Identify each line below containing the string "corrective" and copy it.

★ ★ ★ ★ ★ ★ ★

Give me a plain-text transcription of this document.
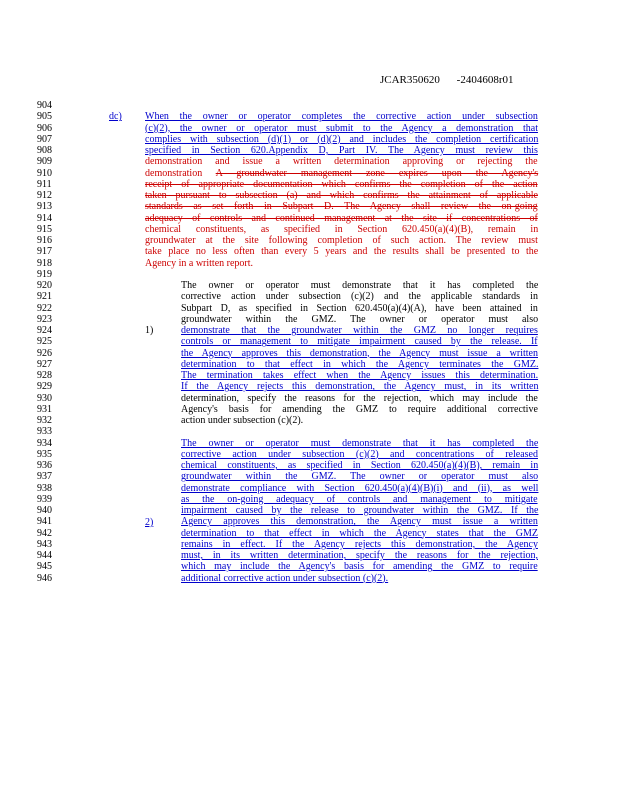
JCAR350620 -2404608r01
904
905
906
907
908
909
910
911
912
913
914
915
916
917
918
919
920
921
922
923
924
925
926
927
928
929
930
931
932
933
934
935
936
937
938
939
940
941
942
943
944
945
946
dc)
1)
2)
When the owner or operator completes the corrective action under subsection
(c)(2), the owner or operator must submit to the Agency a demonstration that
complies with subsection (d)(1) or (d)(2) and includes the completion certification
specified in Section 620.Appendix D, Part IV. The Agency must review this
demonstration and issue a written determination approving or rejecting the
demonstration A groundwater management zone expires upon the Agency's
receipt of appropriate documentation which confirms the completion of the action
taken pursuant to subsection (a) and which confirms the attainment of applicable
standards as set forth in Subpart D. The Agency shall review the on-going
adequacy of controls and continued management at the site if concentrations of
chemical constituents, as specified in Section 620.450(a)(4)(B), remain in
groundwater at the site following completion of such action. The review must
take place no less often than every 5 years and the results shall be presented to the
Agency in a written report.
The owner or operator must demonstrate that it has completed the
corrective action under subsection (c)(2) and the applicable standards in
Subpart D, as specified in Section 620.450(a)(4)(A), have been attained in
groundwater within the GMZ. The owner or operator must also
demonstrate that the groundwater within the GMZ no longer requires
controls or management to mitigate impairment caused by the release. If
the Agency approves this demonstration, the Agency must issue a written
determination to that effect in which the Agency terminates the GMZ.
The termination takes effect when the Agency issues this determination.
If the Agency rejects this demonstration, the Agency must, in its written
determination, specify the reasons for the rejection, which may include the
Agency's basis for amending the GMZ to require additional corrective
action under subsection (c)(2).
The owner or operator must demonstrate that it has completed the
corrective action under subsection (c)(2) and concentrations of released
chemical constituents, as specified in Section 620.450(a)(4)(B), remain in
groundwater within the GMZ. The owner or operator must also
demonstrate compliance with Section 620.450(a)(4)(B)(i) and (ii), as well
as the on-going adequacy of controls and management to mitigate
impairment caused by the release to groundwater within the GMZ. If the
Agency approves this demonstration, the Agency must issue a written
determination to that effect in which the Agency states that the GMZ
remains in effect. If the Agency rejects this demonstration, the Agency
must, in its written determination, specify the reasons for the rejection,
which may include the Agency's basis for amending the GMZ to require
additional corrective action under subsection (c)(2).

★ ★ ★ ★ ★ ★ ★

Output of the task:
When the owner or operator completes the corrective action under subsection
corrective action under subsection (c)(2) and the applicable standards in
Agency's basis for amending the GMZ to require additional corrective
corrective action under subsection (c)(2) and concentrations of released
additional corrective action under subsection (c)(2).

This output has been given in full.